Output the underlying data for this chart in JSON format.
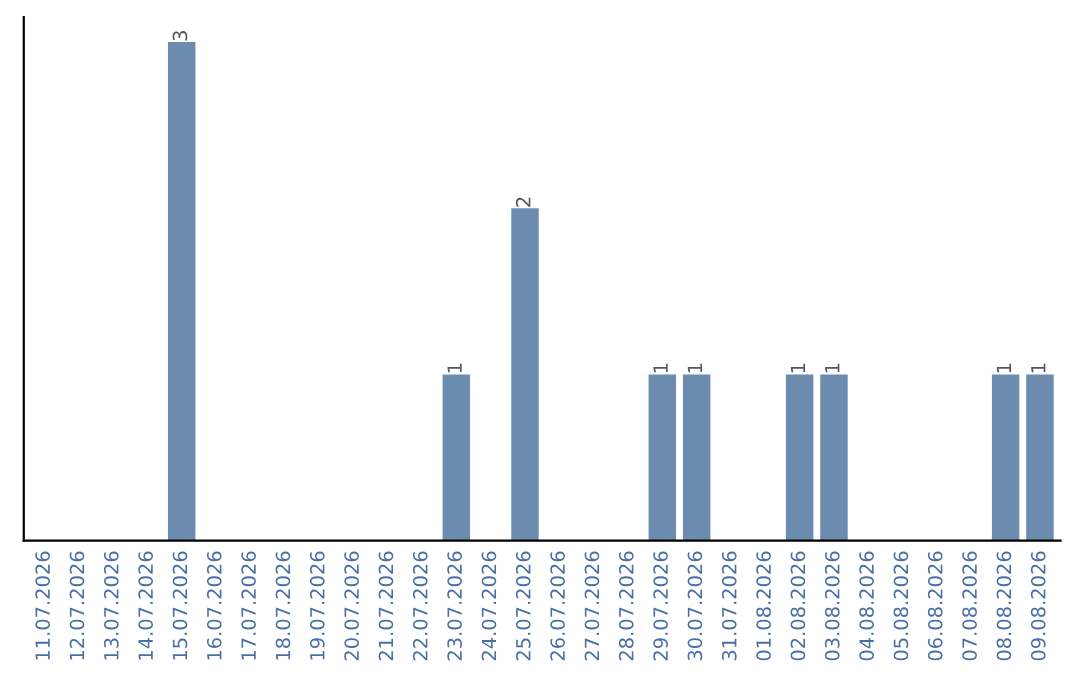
{
  "chart_data": {
    "type": "bar",
    "categories": [
      "11.07.2026",
      "12.07.2026",
      "13.07.2026",
      "14.07.2026",
      "15.07.2026",
      "16.07.2026",
      "17.07.2026",
      "18.07.2026",
      "19.07.2026",
      "20.07.2026",
      "21.07.2026",
      "22.07.2026",
      "23.07.2026",
      "24.07.2026",
      "25.07.2026",
      "26.07.2026",
      "27.07.2026",
      "28.07.2026",
      "29.07.2026",
      "30.07.2026",
      "31.07.2026",
      "01.08.2026",
      "02.08.2026",
      "03.08.2026",
      "04.08.2026",
      "05.08.2026",
      "06.08.2026",
      "07.08.2026",
      "08.08.2026",
      "09.08.2026"
    ],
    "values": [
      0,
      0,
      0,
      0,
      3,
      0,
      0,
      0,
      0,
      0,
      0,
      0,
      1,
      0,
      2,
      0,
      0,
      0,
      1,
      1,
      0,
      0,
      1,
      1,
      0,
      0,
      0,
      0,
      1,
      1
    ],
    "value_labels": [
      null,
      null,
      null,
      null,
      "3",
      null,
      null,
      null,
      null,
      null,
      null,
      null,
      "1",
      null,
      "2",
      null,
      null,
      null,
      "1",
      "1",
      null,
      null,
      "1",
      "1",
      null,
      null,
      null,
      null,
      "1",
      "1"
    ],
    "color": "#6b8cae",
    "tick_labels": "x",
    "grid": false,
    "legend": false
  }
}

______

* [AIM OF THE TASK]: Every record gets retyped exactly; no picture goes into the copy.

* [WRITTEN ANSWER]:
Output the underlying data for this chart in JSON format.
{
  "chart_data": {
    "type": "bar",
    "categories": [
      "11.07.2026",
      "12.07.2026",
      "13.07.2026",
      "14.07.2026",
      "15.07.2026",
      "16.07.2026",
      "17.07.2026",
      "18.07.2026",
      "19.07.2026",
      "20.07.2026",
      "21.07.2026",
      "22.07.2026",
      "23.07.2026",
      "24.07.2026",
      "25.07.2026",
      "26.07.2026",
      "27.07.2026",
      "28.07.2026",
      "29.07.2026",
      "30.07.2026",
      "31.07.2026",
      "01.08.2026",
      "02.08.2026",
      "03.08.2026",
      "04.08.2026",
      "05.08.2026",
      "06.08.2026",
      "07.08.2026",
      "08.08.2026",
      "09.08.2026"
    ],
    "values": [
      0,
      0,
      0,
      0,
      3,
      0,
      0,
      0,
      0,
      0,
      0,
      0,
      1,
      0,
      2,
      0,
      0,
      0,
      1,
      1,
      0,
      0,
      1,
      1,
      0,
      0,
      0,
      0,
      1,
      1
    ],
    "value_labels": [
      null,
      null,
      null,
      null,
      "3",
      null,
      null,
      null,
      null,
      null,
      null,
      null,
      "1",
      null,
      "2",
      null,
      null,
      null,
      "1",
      "1",
      null,
      null,
      "1",
      "1",
      null,
      null,
      null,
      null,
      "1",
      "1"
    ],
    "color": "#6b8cae",
    "tick_labels": "x",
    "grid": false,
    "legend": false
  }
}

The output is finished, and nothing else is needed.